Figure dataset records
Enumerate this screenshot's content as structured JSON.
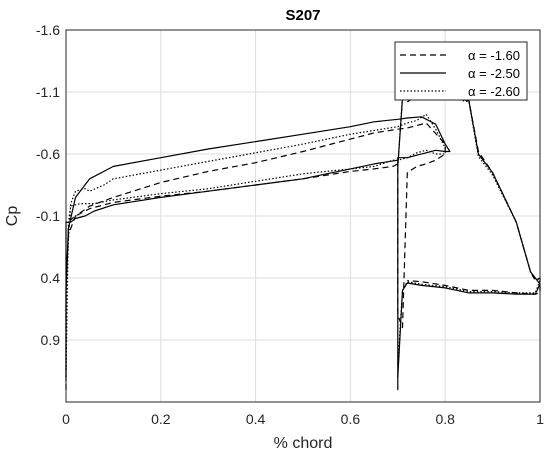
{
  "chart_data": {
    "type": "line",
    "title": "S207",
    "xlabel": "% chord",
    "ylabel": "Cp",
    "xlim": [
      0,
      1
    ],
    "ylim": [
      -1.6,
      1.4
    ],
    "y_reversed": true,
    "grid": true,
    "legend_position": "top-right",
    "x_ticks": [
      "0",
      "0.2",
      "0.4",
      "0.6",
      "0.8",
      "1"
    ],
    "x_tick_values": [
      0,
      0.2,
      0.4,
      0.6,
      0.8,
      1.0
    ],
    "y_ticks": [
      "-1.6",
      "-1.1",
      "-0.6",
      "-0.1",
      "0.4",
      "0.9"
    ],
    "y_tick_values": [
      -1.6,
      -1.1,
      -0.6,
      -0.1,
      0.4,
      0.9
    ],
    "series": [
      {
        "name": "α = -1.60",
        "style": "dashed",
        "x": [
          0.0,
          0.0,
          0.005,
          0.02,
          0.05,
          0.1,
          0.2,
          0.3,
          0.4,
          0.5,
          0.6,
          0.65,
          0.7,
          0.72,
          0.74,
          0.76,
          0.8,
          0.8,
          0.78,
          0.76,
          0.74,
          0.72,
          0.71,
          0.7,
          0.7,
          0.7,
          0.69,
          0.65,
          0.6,
          0.55,
          0.5,
          0.4,
          0.3,
          0.2,
          0.1,
          0.05,
          0.02,
          0.01,
          0.005,
          0.0,
          0.0
        ],
        "y": [
          1.3,
          0.5,
          0.05,
          -0.1,
          -0.18,
          -0.25,
          -0.37,
          -0.46,
          -0.53,
          -0.62,
          -0.72,
          -0.77,
          -0.8,
          -0.81,
          -0.83,
          -0.85,
          -0.68,
          -0.6,
          -0.55,
          -0.52,
          -0.5,
          -0.45,
          0.8,
          0.7,
          -0.45,
          -0.52,
          -0.5,
          -0.48,
          -0.46,
          -0.43,
          -0.4,
          -0.35,
          -0.3,
          -0.26,
          -0.21,
          -0.16,
          -0.1,
          -0.07,
          0.0,
          0.5,
          1.3
        ],
        "x2": [
          0.72,
          0.74,
          0.75,
          0.8,
          0.85,
          0.87,
          0.9,
          0.95,
          0.98,
          0.99,
          1.0,
          1.0,
          0.99,
          0.95,
          0.9,
          0.85,
          0.8,
          0.75,
          0.72
        ],
        "y2": [
          -1.02,
          -1.07,
          -1.07,
          -1.06,
          -1.03,
          -0.62,
          -0.45,
          -0.05,
          0.35,
          0.42,
          0.4,
          0.52,
          0.53,
          0.52,
          0.5,
          0.5,
          0.46,
          0.43,
          0.42
        ]
      },
      {
        "name": "α = -2.50",
        "style": "solid",
        "x": [
          0.0,
          0.0,
          0.005,
          0.02,
          0.05,
          0.1,
          0.2,
          0.3,
          0.4,
          0.5,
          0.6,
          0.65,
          0.7,
          0.72,
          0.75,
          0.78,
          0.8,
          0.81,
          0.8,
          0.78,
          0.76,
          0.74,
          0.72,
          0.7,
          0.7,
          0.7,
          0.65,
          0.6,
          0.55,
          0.5,
          0.4,
          0.3,
          0.2,
          0.1,
          0.06,
          0.04,
          0.02,
          0.01,
          0.0,
          0.0
        ],
        "y": [
          1.2,
          0.5,
          0.0,
          -0.25,
          -0.4,
          -0.5,
          -0.57,
          -0.64,
          -0.7,
          -0.76,
          -0.82,
          -0.86,
          -0.88,
          -0.89,
          -0.9,
          -0.84,
          -0.68,
          -0.62,
          -0.62,
          -0.63,
          -0.61,
          -0.59,
          -0.57,
          -0.57,
          1.3,
          -0.55,
          -0.52,
          -0.48,
          -0.44,
          -0.4,
          -0.35,
          -0.3,
          -0.25,
          -0.19,
          -0.14,
          -0.1,
          -0.08,
          -0.05,
          -0.05,
          1.2
        ],
        "x2": [
          0.7,
          0.71,
          0.72,
          0.75,
          0.8,
          0.85,
          0.87,
          0.9,
          0.95,
          0.98,
          0.99,
          1.0,
          0.99,
          0.95,
          0.9,
          0.85,
          0.8,
          0.75,
          0.72,
          0.71,
          0.7
        ],
        "y2": [
          -0.5,
          -1.05,
          -1.1,
          -1.08,
          -1.06,
          -1.03,
          -0.6,
          -0.45,
          -0.05,
          0.35,
          0.4,
          0.45,
          0.53,
          0.53,
          0.52,
          0.52,
          0.48,
          0.46,
          0.44,
          0.5,
          1.2
        ]
      },
      {
        "name": "α = -2.60",
        "style": "dotted",
        "x": [
          0.0,
          0.0,
          0.005,
          0.01,
          0.02,
          0.04,
          0.05,
          0.08,
          0.1,
          0.2,
          0.3,
          0.4,
          0.5,
          0.6,
          0.7,
          0.72,
          0.74,
          0.76,
          0.78,
          0.8,
          0.8,
          0.78,
          0.76,
          0.74,
          0.72,
          0.7,
          0.69,
          0.65,
          0.6,
          0.5,
          0.4,
          0.3,
          0.2,
          0.1,
          0.06,
          0.03,
          0.01,
          0.005,
          0.0
        ],
        "y": [
          1.2,
          0.6,
          0.1,
          -0.2,
          -0.3,
          -0.32,
          -0.3,
          -0.35,
          -0.4,
          -0.47,
          -0.54,
          -0.61,
          -0.68,
          -0.76,
          -0.82,
          -0.85,
          -0.87,
          -0.92,
          -0.8,
          -0.65,
          -0.6,
          -0.6,
          -0.63,
          -0.61,
          -0.57,
          -0.55,
          -0.55,
          -0.5,
          -0.48,
          -0.44,
          -0.38,
          -0.32,
          -0.28,
          -0.23,
          -0.2,
          -0.2,
          -0.18,
          -0.05,
          1.2
        ],
        "x2": [
          0.7,
          0.71,
          0.72,
          0.75,
          0.8,
          0.85,
          0.87,
          0.9,
          0.95,
          0.98,
          0.99,
          1.0,
          0.99,
          0.95,
          0.9,
          0.85,
          0.8,
          0.75,
          0.72,
          0.71,
          0.7
        ],
        "y2": [
          -0.5,
          -1.07,
          -1.1,
          -1.08,
          -1.06,
          -1.02,
          -0.58,
          -0.43,
          -0.05,
          0.35,
          0.4,
          0.42,
          0.52,
          0.52,
          0.51,
          0.51,
          0.47,
          0.45,
          0.43,
          0.5,
          1.1
        ]
      }
    ]
  }
}
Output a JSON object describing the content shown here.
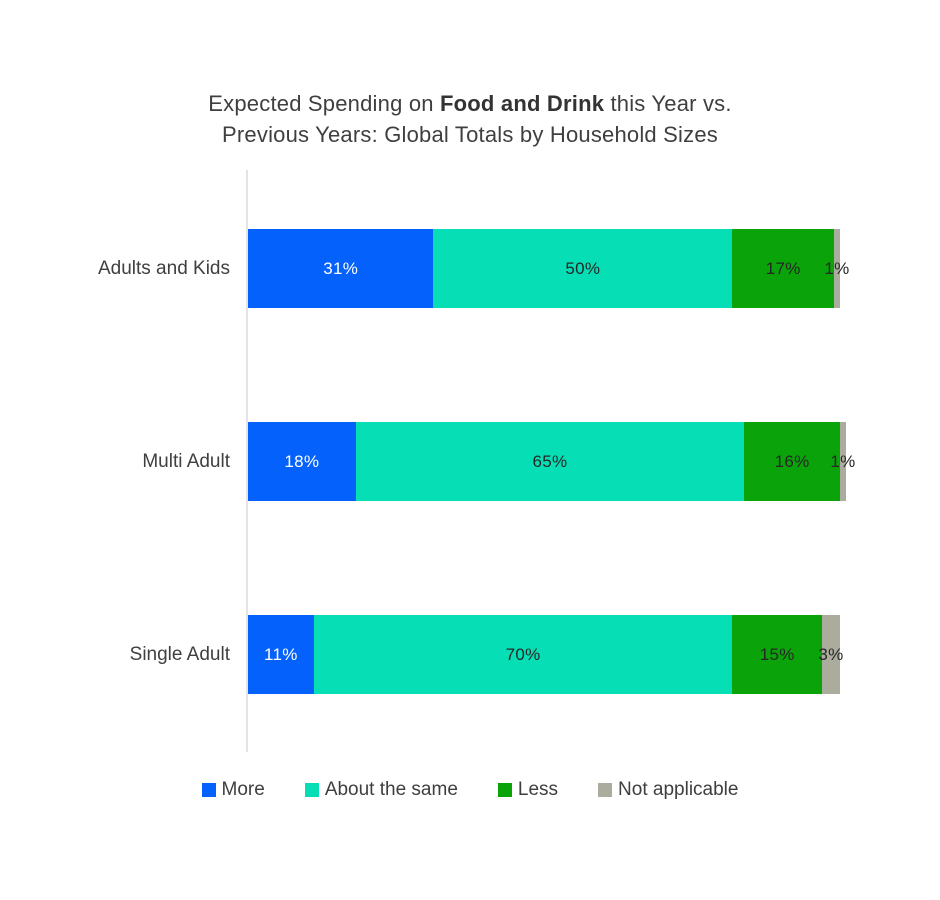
{
  "title": {
    "line1_prefix": "Expected Spending on ",
    "line1_bold": "Food and Drink",
    "line1_suffix": " this Year vs.",
    "line2": "Previous Years: Global Totals by Household Sizes"
  },
  "colors": {
    "more": "#0561fc",
    "about_the_same": "#06deb5",
    "less": "#0aa40a",
    "not_applicable": "#abab9e",
    "axis_line": "#e3e3e3",
    "title_text": "#3f3f3f",
    "value_label_on_blue": "#ffffff",
    "value_label_dark": "#262626"
  },
  "legend": {
    "position": "bottom",
    "items": [
      {
        "label": "More",
        "color": "#0561fc"
      },
      {
        "label": "About the same",
        "color": "#06deb5"
      },
      {
        "label": "Less",
        "color": "#0aa40a"
      },
      {
        "label": "Not applicable",
        "color": "#abab9e"
      }
    ]
  },
  "chart_data": {
    "type": "bar",
    "orientation": "horizontal-stacked",
    "title": "Expected Spending on Food and Drink this Year vs. Previous Years: Global Totals by Household Sizes",
    "categories": [
      "Adults and Kids",
      "Multi Adult",
      "Single Adult"
    ],
    "series": [
      {
        "name": "More",
        "color": "#0561fc",
        "label_color": "#ffffff",
        "values": [
          31,
          18,
          11
        ]
      },
      {
        "name": "About the same",
        "color": "#06deb5",
        "label_color": "#262626",
        "values": [
          50,
          65,
          70
        ]
      },
      {
        "name": "Less",
        "color": "#0aa40a",
        "label_color": "#262626",
        "values": [
          17,
          16,
          15
        ]
      },
      {
        "name": "Not applicable",
        "color": "#abab9e",
        "label_color": "#262626",
        "values": [
          1,
          1,
          3
        ]
      }
    ],
    "value_suffix": "%",
    "xlim": [
      0,
      100
    ],
    "grid": false,
    "legend_position": "bottom"
  }
}
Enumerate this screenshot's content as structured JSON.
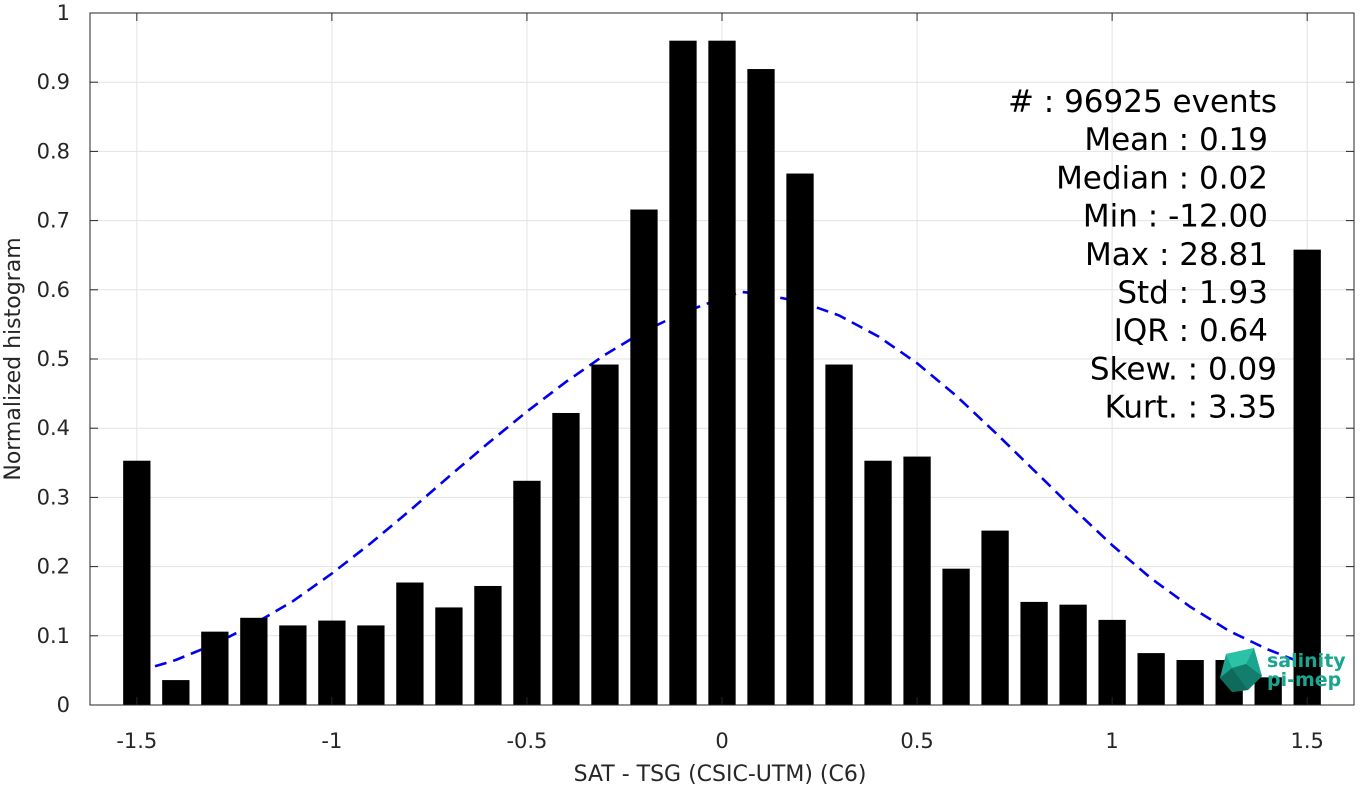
{
  "colors": {
    "bars": "#000000",
    "fit_curve": "#0000ee",
    "grid": "#e3e3e3",
    "axes": "#262626",
    "logo": "#1aa58f"
  },
  "chart_data": {
    "type": "bar",
    "title": "",
    "xlabel": "SAT - TSG (CSIC-UTM) (C6)",
    "ylabel": "Normalized histogram",
    "xlim": [
      -1.62,
      1.62
    ],
    "ylim": [
      0,
      1
    ],
    "grid": true,
    "x_ticks": [
      -1.5,
      -1,
      -0.5,
      0,
      0.5,
      1,
      1.5
    ],
    "x_tick_labels": [
      "-1.5",
      "-1",
      "-0.5",
      "0",
      "0.5",
      "1",
      "1.5"
    ],
    "y_ticks": [
      0,
      0.1,
      0.2,
      0.3,
      0.4,
      0.5,
      0.6,
      0.7,
      0.8,
      0.9,
      1
    ],
    "y_tick_labels": [
      "0",
      "0.1",
      "0.2",
      "0.3",
      "0.4",
      "0.5",
      "0.6",
      "0.7",
      "0.8",
      "0.9",
      "1"
    ],
    "bar_width": 0.07,
    "bars": {
      "x": [
        -1.5,
        -1.4,
        -1.3,
        -1.2,
        -1.1,
        -1.0,
        -0.9,
        -0.8,
        -0.7,
        -0.6,
        -0.5,
        -0.4,
        -0.3,
        -0.2,
        -0.1,
        0.0,
        0.1,
        0.2,
        0.3,
        0.4,
        0.5,
        0.6,
        0.7,
        0.8,
        0.9,
        1.0,
        1.1,
        1.2,
        1.3,
        1.4,
        1.5
      ],
      "values": [
        0.353,
        0.036,
        0.106,
        0.126,
        0.115,
        0.122,
        0.115,
        0.177,
        0.141,
        0.172,
        0.324,
        0.422,
        0.492,
        0.716,
        0.96,
        0.96,
        0.919,
        0.768,
        0.492,
        0.353,
        0.359,
        0.197,
        0.252,
        0.149,
        0.145,
        0.123,
        0.075,
        0.065,
        0.065,
        0.04,
        0.658
      ]
    },
    "fit_curve": {
      "style": "dashed",
      "x": [
        -1.5,
        -1.4,
        -1.3,
        -1.2,
        -1.1,
        -1.0,
        -0.9,
        -0.8,
        -0.7,
        -0.6,
        -0.5,
        -0.4,
        -0.3,
        -0.2,
        -0.1,
        0.0,
        0.05,
        0.1,
        0.2,
        0.3,
        0.4,
        0.5,
        0.6,
        0.7,
        0.8,
        0.9,
        1.0,
        1.1,
        1.2,
        1.3,
        1.4,
        1.5
      ],
      "y": [
        0.048,
        0.065,
        0.088,
        0.117,
        0.15,
        0.19,
        0.234,
        0.281,
        0.33,
        0.378,
        0.424,
        0.467,
        0.506,
        0.54,
        0.567,
        0.588,
        0.597,
        0.594,
        0.583,
        0.563,
        0.533,
        0.494,
        0.447,
        0.394,
        0.339,
        0.284,
        0.231,
        0.183,
        0.142,
        0.107,
        0.08,
        0.058
      ]
    },
    "stats_box": {
      "placement": "top-right",
      "lines": [
        "#  : 96925 events",
        "Mean : 0.19",
        "Median : 0.02",
        "Min : -12.00",
        "Max : 28.81",
        "Std : 1.93",
        "IQR : 0.64",
        "Skew. : 0.09",
        "Kurt. : 3.35"
      ]
    }
  },
  "logo": {
    "line1": "salinity",
    "line2": "pi-mep",
    "icon": "pi-mep-logo-icon",
    "placement": "bottom-right"
  }
}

SHORT EXERCISE | From the entries, copy out each line containing the word "Food".

TASK ANSWER |
    "line1_bold": "Food and Drink",
    "title": "Expected Spending on Food and Drink this Year vs. Previous Years: Global Totals by Household Sizes",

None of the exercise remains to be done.